#### [Recorded data]
++++++
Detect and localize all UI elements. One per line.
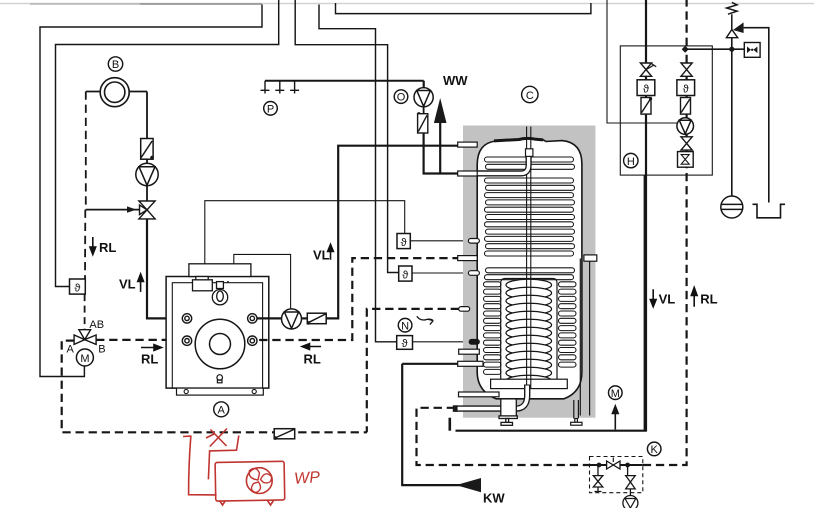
label RL left (90, 237, 116, 255)
K group dashed box (590, 457, 643, 493)
wire (146, 186, 148, 201)
wire: WW down to tank port (424, 133, 459, 174)
sensor theta 1 (397, 234, 468, 250)
3-way valve M (74, 330, 96, 345)
valve H left (640, 63, 656, 76)
boiler port left bottom (182, 336, 191, 345)
wire: B circuit dashed return (84, 92, 87, 280)
wire: tank KW outlet down (448, 418, 451, 431)
valve H right (681, 63, 692, 76)
sensor theta 2 (399, 266, 469, 282)
wire: top staple pipe (336, 3, 591, 14)
wire: flue pipe 4 to sensor line (319, 5, 397, 342)
wire: H left solid line (645, 0, 647, 432)
svg-text:B: B (98, 344, 105, 356)
tank inner vessel (501, 279, 557, 380)
wire: flue pipe 2 left (56, 0, 279, 287)
svg-text:P: P (267, 103, 274, 115)
tank WW outlet tube (478, 149, 533, 174)
flow limiter WW (417, 107, 428, 133)
storage tank C insulation (463, 126, 595, 418)
wire: into mixing valve with arrow (86, 206, 140, 212)
wire: boiler VL riser to tank (326, 146, 459, 319)
node C (522, 86, 538, 102)
label VL boiler (313, 244, 333, 262)
flow limiter valve B circuit (141, 139, 154, 160)
squiggle arrow (417, 316, 433, 324)
boiler A body (166, 264, 269, 395)
tank body (477, 138, 582, 399)
svg-text:ϑ: ϑ (683, 84, 689, 96)
boiler port right top (248, 314, 257, 323)
sensor theta H right (677, 80, 695, 96)
label RL mid-left (141, 345, 162, 367)
tank bottom U pipe (453, 385, 527, 412)
boiler drain knob (217, 375, 223, 383)
tank front leg bracket (499, 399, 517, 425)
wire (146, 159, 148, 163)
pump boiler circuit (282, 309, 302, 329)
label RL mid-right (302, 344, 321, 367)
meter box H right (678, 152, 694, 168)
wire: safety drop (731, 38, 733, 197)
svg-text:VL: VL (659, 292, 676, 307)
wire: B circuit top (86, 92, 147, 139)
wire: valve down to boiler (147, 219, 182, 319)
wire: dashed KW branch to K group (417, 408, 590, 465)
tank inner spiral coil (506, 279, 552, 387)
safety valve (726, 22, 743, 37)
sensor theta 3 (397, 336, 470, 350)
svg-text:ϑ: ϑ (402, 270, 408, 282)
H group box (620, 46, 712, 175)
svg-text:N: N (401, 320, 409, 332)
svg-text:RL: RL (304, 352, 321, 367)
svg-text:RL: RL (99, 240, 116, 255)
svg-text:VL: VL (313, 248, 330, 263)
wire: K group line (590, 464, 643, 466)
node B (108, 57, 122, 71)
sensor box theta left (70, 279, 86, 295)
wire: boiler sensor line up (205, 201, 405, 264)
filter H left (641, 97, 652, 114)
boiler burner face (195, 319, 245, 369)
tank center pipe (527, 127, 531, 389)
wire: safety valve drain (744, 28, 769, 203)
drain funnel (753, 204, 786, 218)
check valve boiler (302, 313, 327, 325)
node M right (609, 386, 623, 400)
manometer (721, 196, 743, 218)
wire: right drop to H-group pump (607, 0, 677, 123)
junction dot safety (729, 47, 734, 52)
wire: flue pipe 3 to sensor line (295, 0, 399, 273)
tank right channel (580, 255, 597, 416)
svg-text:K: K (651, 444, 659, 456)
wire: dashed tank mid to boiler return (257, 258, 461, 340)
node H (624, 153, 638, 167)
node O (394, 90, 408, 104)
junction dot H right (682, 46, 689, 53)
wire: WW line (423, 81, 425, 88)
svg-text:ϑ: ϑ (402, 338, 408, 350)
boiler port right bottom (248, 336, 257, 345)
red heat pump sketch WP (183, 429, 321, 506)
valve H right lower (681, 137, 692, 150)
svg-text:A: A (218, 405, 226, 417)
svg-text:ϑ: ϑ (74, 283, 80, 295)
boiler thermometer (212, 281, 229, 305)
wire: tank KW bottom run (456, 175, 645, 431)
svg-text:RL: RL (700, 292, 717, 307)
label RL right (691, 288, 717, 307)
check valve K (607, 458, 620, 470)
safety valve spring (727, 2, 737, 29)
boiler control box (193, 277, 213, 291)
wire: boiler to pump control line (234, 254, 291, 309)
heat consumer circle B (100, 78, 129, 107)
tank rear leg (571, 400, 582, 425)
node P (264, 102, 278, 116)
svg-text:VL: VL (119, 277, 136, 292)
sensor theta H left (637, 80, 655, 96)
meter box top right (744, 43, 760, 58)
svg-text:KW: KW (483, 491, 505, 506)
arrow WW up (434, 98, 447, 174)
tank top weld band (494, 138, 543, 141)
pump WW circulation (414, 88, 433, 107)
node K (647, 442, 661, 456)
svg-text:M: M (611, 388, 620, 400)
tank lower coil side turns (484, 282, 577, 375)
svg-text:M: M (80, 353, 89, 365)
svg-text:C: C (526, 90, 534, 102)
wire: dashed A-port down and bottom run (62, 341, 367, 433)
top hairline rule (0, 3, 814, 5)
wire: junction to safety line (685, 48, 744, 50)
motor M of 3-way valve (76, 349, 93, 366)
tank upper heating coil (485, 157, 575, 280)
wire: flue pipe 1 left (40, 5, 262, 377)
label VL left (119, 274, 144, 292)
valve K right with pump (623, 465, 638, 508)
svg-text:H: H (627, 156, 635, 168)
svg-text:WW: WW (443, 73, 468, 88)
wire: dashed B-port to boiler (96, 339, 182, 341)
svg-text:B: B (112, 59, 119, 71)
arrow KW (456, 478, 481, 492)
expansion manifold P (261, 81, 424, 94)
svg-text:A: A (67, 344, 75, 356)
svg-text:O: O (397, 92, 406, 104)
check valve on bottom dashed run (274, 429, 295, 440)
tank lower coil bottom bar (491, 379, 568, 388)
wire: dashed tank lower to bottom run (367, 309, 459, 432)
junction dots K (597, 463, 602, 468)
wire: boiler VL out (257, 317, 282, 319)
svg-text:RL: RL (141, 352, 158, 367)
boiler port left top (182, 314, 191, 323)
pump H right (677, 118, 694, 135)
svg-text:ϑ: ϑ (643, 84, 649, 96)
tank ports left (458, 142, 499, 397)
node A label (214, 402, 229, 417)
node N (398, 318, 412, 332)
svg-text:WP: WP (294, 469, 321, 488)
svg-text:ϑ: ϑ (401, 237, 407, 249)
valve K left (593, 465, 603, 492)
filter H right (681, 98, 691, 115)
wire: dashed to 3-way valve AB (84, 294, 86, 329)
arrow M up (612, 406, 618, 430)
wire: tank supply from boiler heavy (402, 364, 481, 485)
pump B circuit (136, 163, 158, 185)
mixing valve B circuit (139, 201, 155, 219)
label VL right (650, 289, 675, 307)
++++++
#### [Request]
Print the stretch of lines above, from the line containing "label RL left (90, 237, 116, 255)" through the line containing "svg-text:VL: VL (659, 292, 676, 307)", both ends included, word for word.

#### [Answer to the problem]
label RL left (90, 237, 116, 255)
K group dashed box (590, 457, 643, 493)
wire (146, 186, 148, 201)
wire: WW down to tank port (424, 133, 459, 174)
sensor theta 1 (397, 234, 468, 250)
3-way valve M (74, 330, 96, 345)
valve H left (640, 63, 656, 76)
boiler port left bottom (182, 336, 191, 345)
wire: B circuit dashed return (84, 92, 87, 280)
wire: tank KW outlet down (448, 418, 451, 431)
valve H right (681, 63, 692, 76)
sensor theta 2 (399, 266, 469, 282)
wire: top staple pipe (336, 3, 591, 14)
wire: flue pipe 4 to sensor line (319, 5, 397, 342)
wire: H left solid line (645, 0, 647, 432)
svg-text:B: B (98, 344, 105, 356)
tank inner vessel (501, 279, 557, 380)
wire: flue pipe 2 left (56, 0, 279, 287)
svg-text:P: P (267, 103, 274, 115)
tank WW outlet tube (478, 149, 533, 174)
flow limiter WW (417, 107, 428, 133)
storage tank C insulation (463, 126, 595, 418)
wire: into mixing valve with arrow (86, 206, 140, 212)
wire: boiler VL riser to tank (326, 146, 459, 319)
node C (522, 86, 538, 102)
label VL boiler (313, 244, 333, 262)
flow limiter valve B circuit (141, 139, 154, 160)
squiggle arrow (417, 316, 433, 324)
boiler A body (166, 264, 269, 395)
tank body (477, 138, 582, 399)
svg-text:ϑ: ϑ (683, 84, 689, 96)
boiler port right top (248, 314, 257, 323)
sensor theta H right (677, 80, 695, 96)
label RL mid-left (141, 345, 162, 367)
tank bottom U pipe (453, 385, 527, 412)
boiler drain knob (217, 375, 223, 383)
tank front leg bracket (499, 399, 517, 425)
wire (146, 159, 148, 163)
pump boiler circuit (282, 309, 302, 329)
label RL mid-right (302, 344, 321, 367)
meter box H right (678, 152, 694, 168)
wire: safety drop (731, 38, 733, 197)
svg-text:VL: VL (659, 292, 676, 307)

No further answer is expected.